#### Exercise aim:
The entries are to be returned exactly, with images left out.

[Data records]
....

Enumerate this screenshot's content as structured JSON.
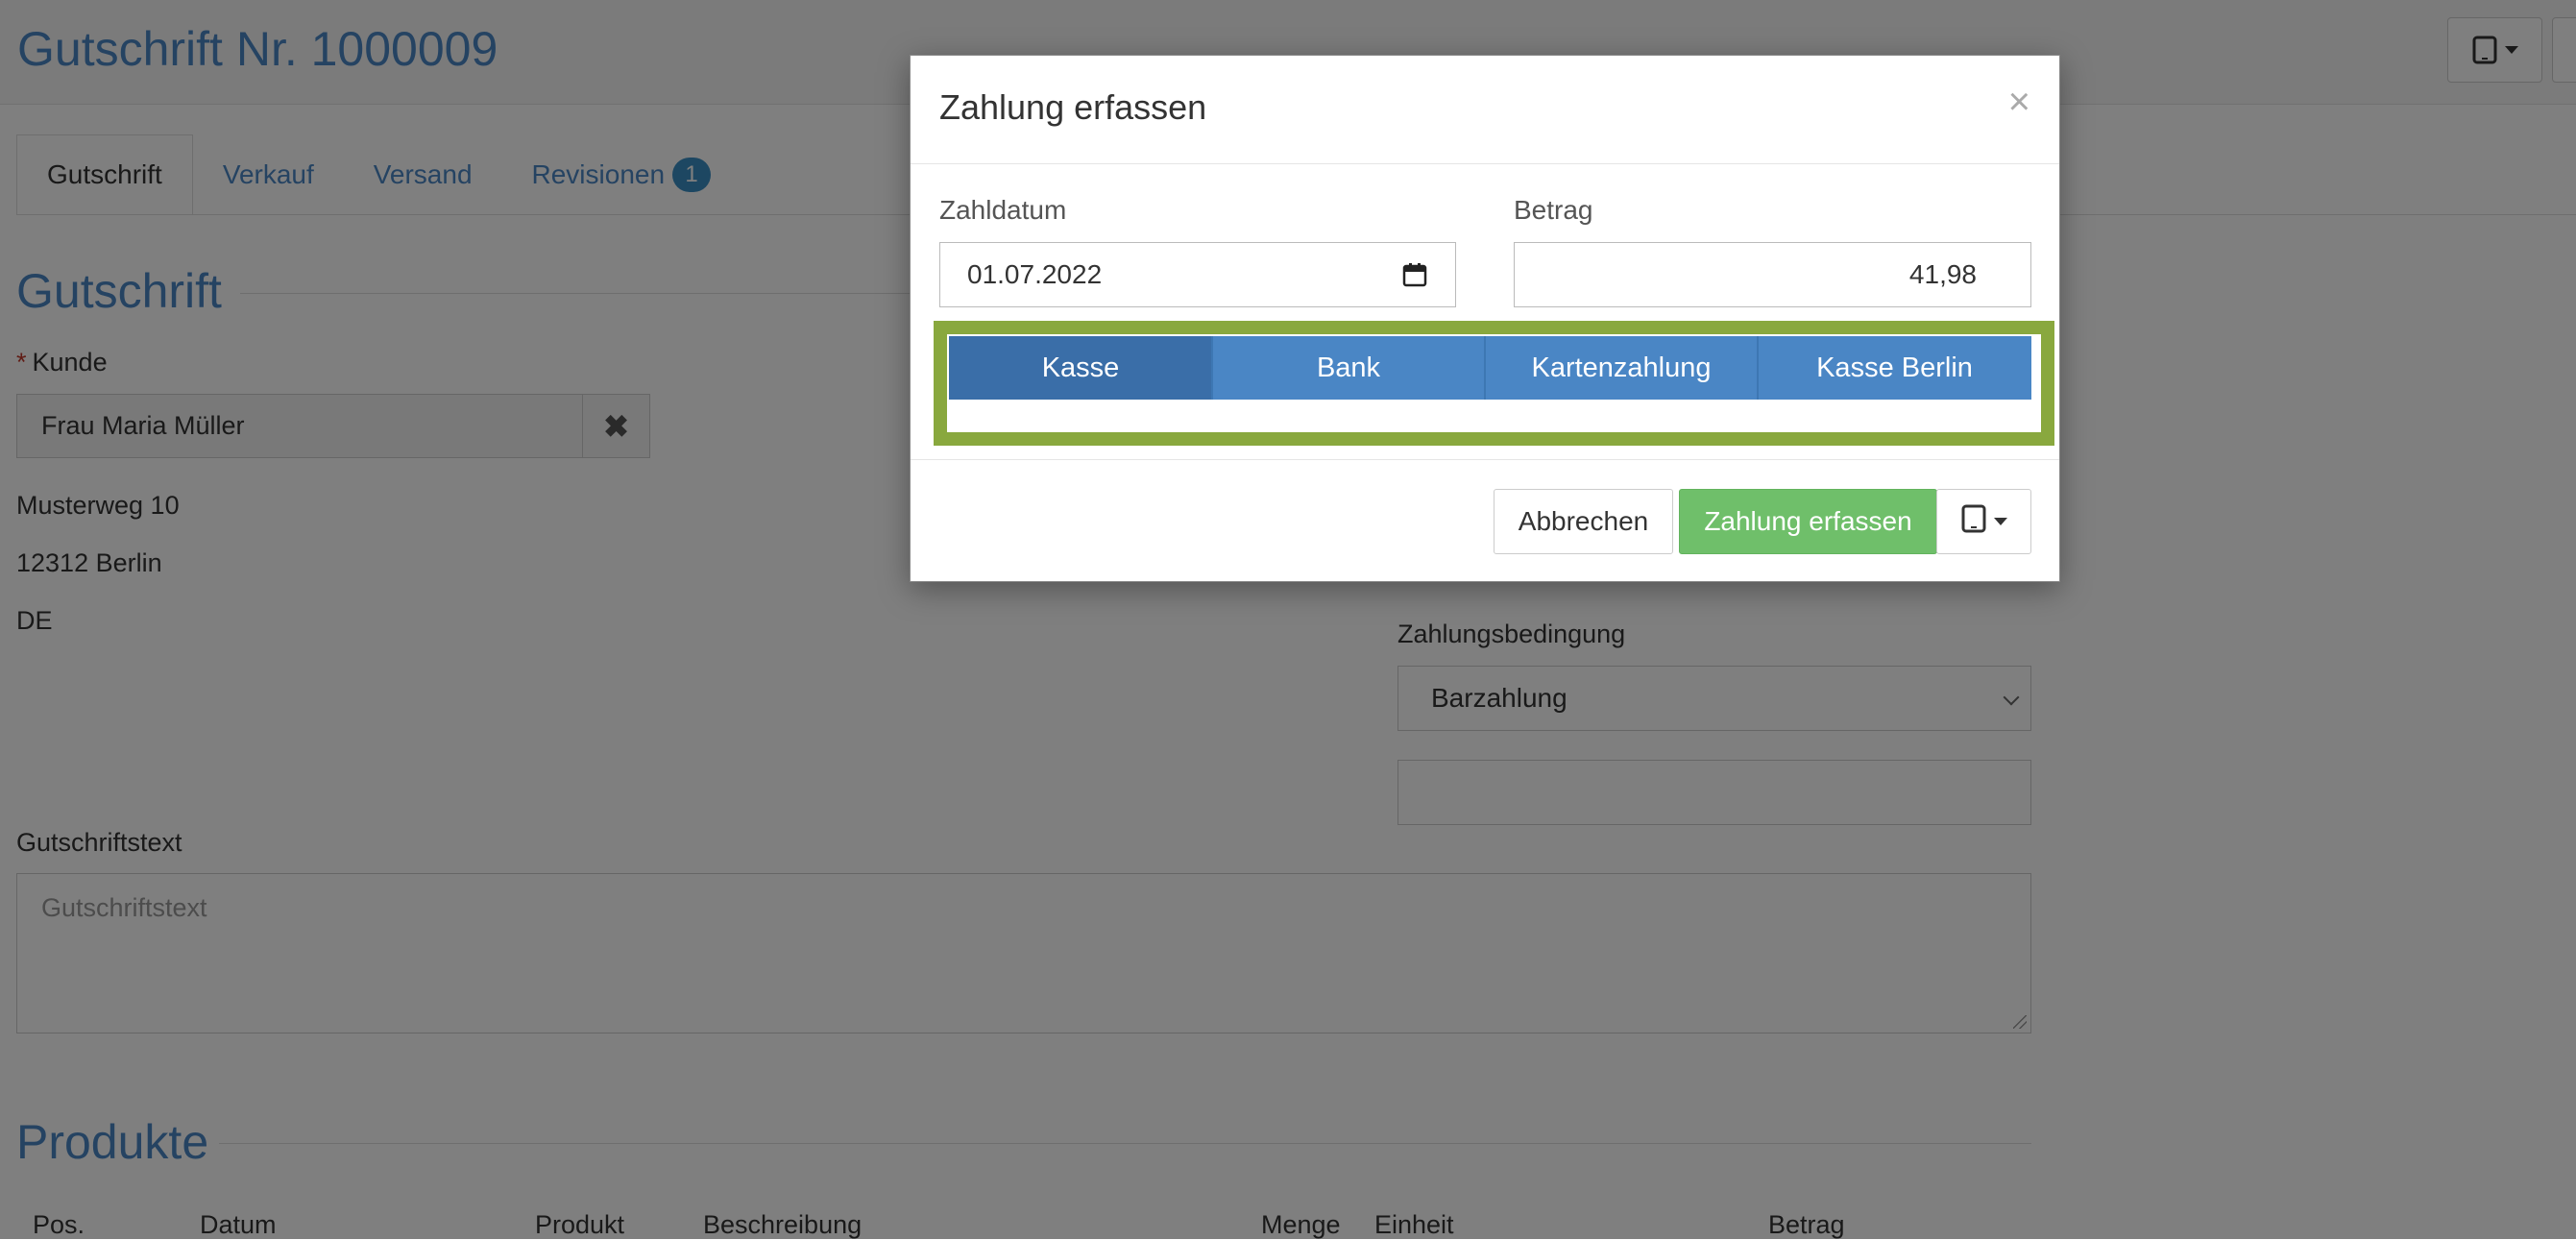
{
  "page": {
    "title": "Gutschrift Nr. 1000009"
  },
  "icons": {
    "tablet": "tablet-icon",
    "caret": "caret-down-icon",
    "close": "close-icon",
    "calendar": "calendar-icon",
    "clear": "clear-icon"
  },
  "tabs": [
    {
      "label": "Gutschrift",
      "active": true
    },
    {
      "label": "Verkauf"
    },
    {
      "label": "Versand"
    },
    {
      "label": "Revisionen",
      "badge": "1"
    }
  ],
  "form": {
    "section_title": "Gutschrift",
    "customer_label": "Kunde",
    "required_mark": "*",
    "customer_value": "Frau Maria Müller",
    "clear_symbol": "✖",
    "address": [
      "Musterweg 10",
      "12312 Berlin",
      "DE"
    ],
    "payment_terms_label": "Zahlungsbedingung",
    "payment_terms_value": "Barzahlung",
    "credit_text_label": "Gutschriftstext",
    "credit_text_placeholder": "Gutschriftstext"
  },
  "products": {
    "section_title": "Produkte",
    "columns": [
      "Pos.",
      "Datum",
      "Produkt",
      "Beschreibung",
      "Menge",
      "Einheit",
      "Betrag"
    ]
  },
  "modal": {
    "title": "Zahlung erfassen",
    "close_symbol": "×",
    "date_label": "Zahldatum",
    "date_value": "01.07.2022",
    "amount_label": "Betrag",
    "amount_value": "41,98",
    "accounts": [
      "Kasse",
      "Bank",
      "Kartenzahlung",
      "Kasse Berlin"
    ],
    "selected_account": "Kasse",
    "cancel_label": "Abbrechen",
    "submit_label": "Zahlung erfassen"
  },
  "colors": {
    "accent": "#4a86c5",
    "success": "#6fbf6a",
    "highlight": "#89a83e",
    "required": "#c0392b"
  }
}
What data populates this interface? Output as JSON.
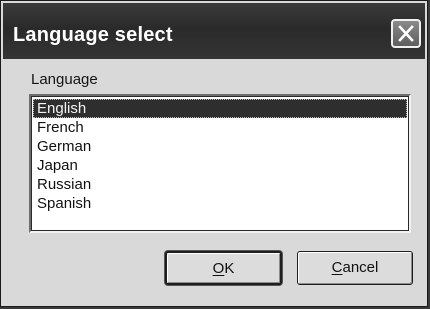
{
  "window": {
    "title": "Language select",
    "close_icon": "close-icon"
  },
  "language_group": {
    "label": "Language",
    "items": [
      {
        "label": "English",
        "selected": true
      },
      {
        "label": "French",
        "selected": false
      },
      {
        "label": "German",
        "selected": false
      },
      {
        "label": "Japan",
        "selected": false
      },
      {
        "label": "Russian",
        "selected": false
      },
      {
        "label": "Spanish",
        "selected": false
      }
    ]
  },
  "buttons": {
    "ok": {
      "mnemonic": "O",
      "rest": "K"
    },
    "cancel": {
      "mnemonic": "C",
      "rest": "ancel"
    }
  }
}
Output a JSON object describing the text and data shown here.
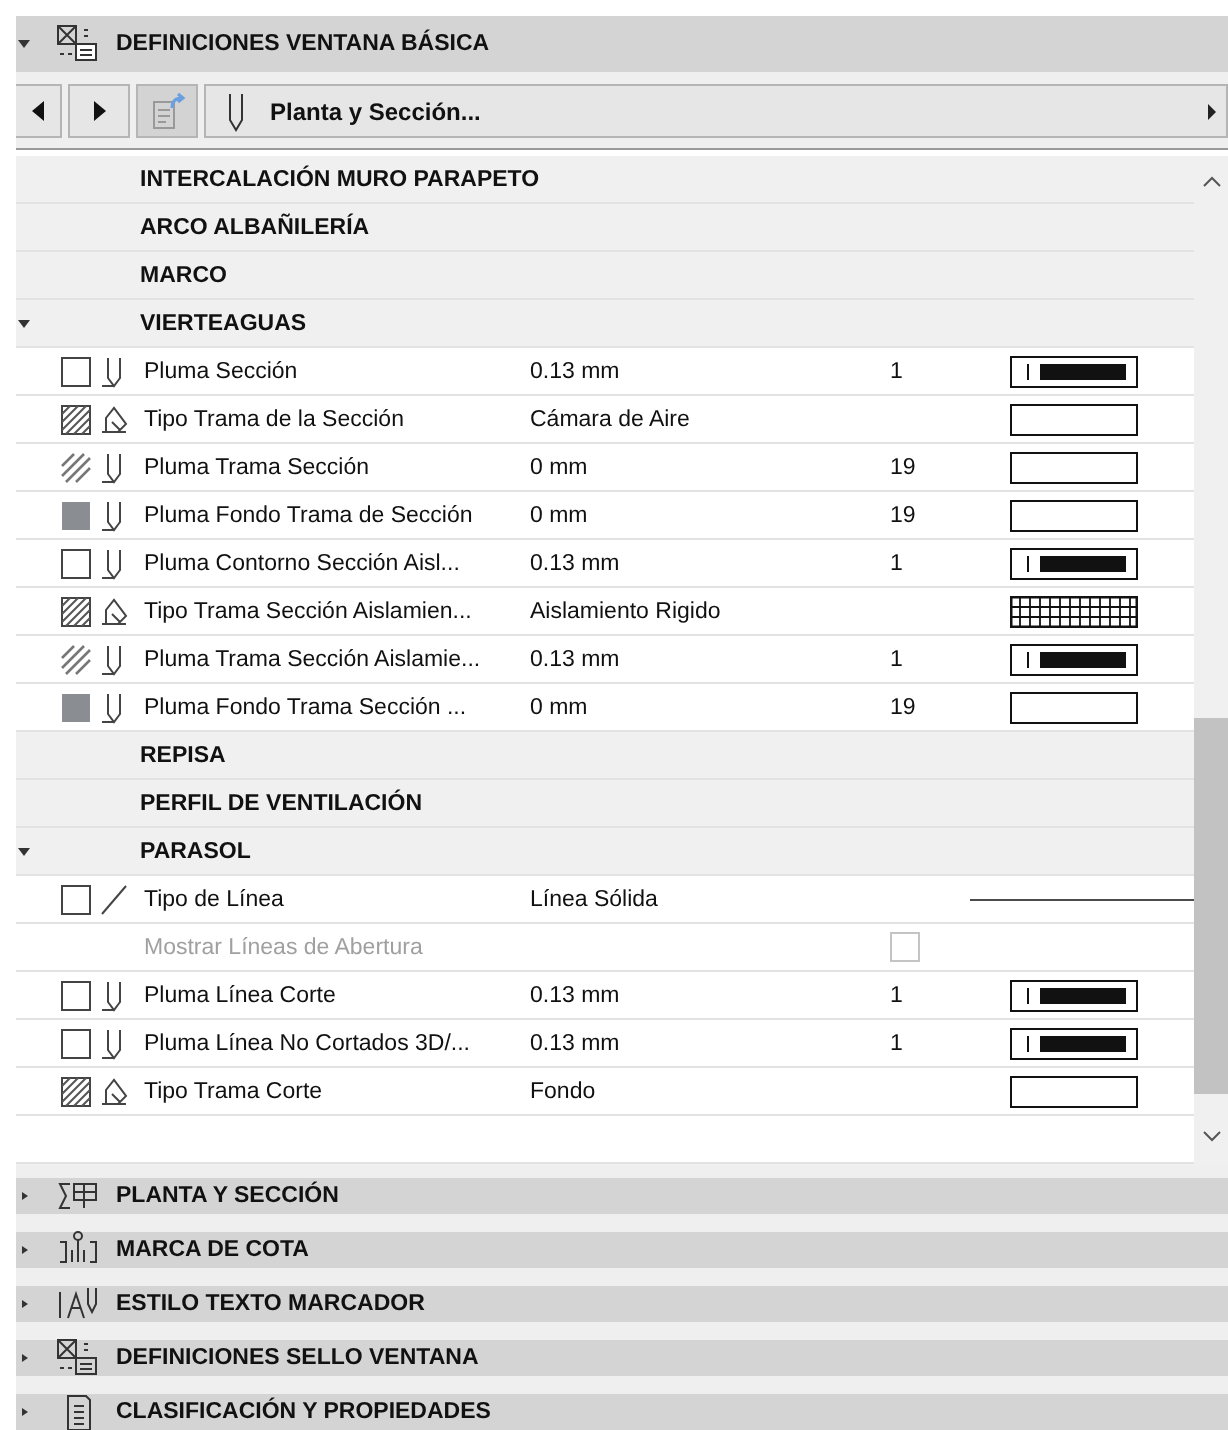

....

#### Output for this task:
Enumerate this screenshot's content as structured JSON.
{
  "page": {
    "title": "Gutschrift Nr. 1000009"
  },
  "icons": {
    "tablet": "tablet-icon",
    "caret": "caret-down-icon",
    "close": "close-icon",
    "calendar": "calendar-icon",
    "clear": "clear-icon"
  },
  "tabs": [
    {
      "label": "Gutschrift",
      "active": true
    },
    {
      "label": "Verkauf"
    },
    {
      "label": "Versand"
    },
    {
      "label": "Revisionen",
      "badge": "1"
    }
  ],
  "form": {
    "section_title": "Gutschrift",
    "customer_label": "Kunde",
    "required_mark": "*",
    "customer_value": "Frau Maria Müller",
    "clear_symbol": "✖",
    "address": [
      "Musterweg 10",
      "12312 Berlin",
      "DE"
    ],
    "payment_terms_label": "Zahlungsbedingung",
    "payment_terms_value": "Barzahlung",
    "credit_text_label": "Gutschriftstext",
    "credit_text_placeholder": "Gutschriftstext"
  },
  "products": {
    "section_title": "Produkte",
    "columns": [
      "Pos.",
      "Datum",
      "Produkt",
      "Beschreibung",
      "Menge",
      "Einheit",
      "Betrag"
    ]
  },
  "modal": {
    "title": "Zahlung erfassen",
    "close_symbol": "×",
    "date_label": "Zahldatum",
    "date_value": "01.07.2022",
    "amount_label": "Betrag",
    "amount_value": "41,98",
    "accounts": [
      "Kasse",
      "Bank",
      "Kartenzahlung",
      "Kasse Berlin"
    ],
    "selected_account": "Kasse",
    "cancel_label": "Abbrechen",
    "submit_label": "Zahlung erfassen"
  },
  "colors": {
    "accent": "#4a86c5",
    "success": "#6fbf6a",
    "highlight": "#89a83e",
    "required": "#c0392b"
  }
}
What data populates this interface? Output as JSON.
{
  "window": {
    "title": "Language select",
    "close_icon": "close-icon"
  },
  "language_group": {
    "label": "Language",
    "items": [
      {
        "label": "English",
        "selected": true
      },
      {
        "label": "French",
        "selected": false
      },
      {
        "label": "German",
        "selected": false
      },
      {
        "label": "Japan",
        "selected": false
      },
      {
        "label": "Russian",
        "selected": false
      },
      {
        "label": "Spanish",
        "selected": false
      }
    ]
  },
  "buttons": {
    "ok": {
      "mnemonic": "O",
      "rest": "K"
    },
    "cancel": {
      "mnemonic": "C",
      "rest": "ancel"
    }
  }
}
Output a JSON object describing the text and data shown here.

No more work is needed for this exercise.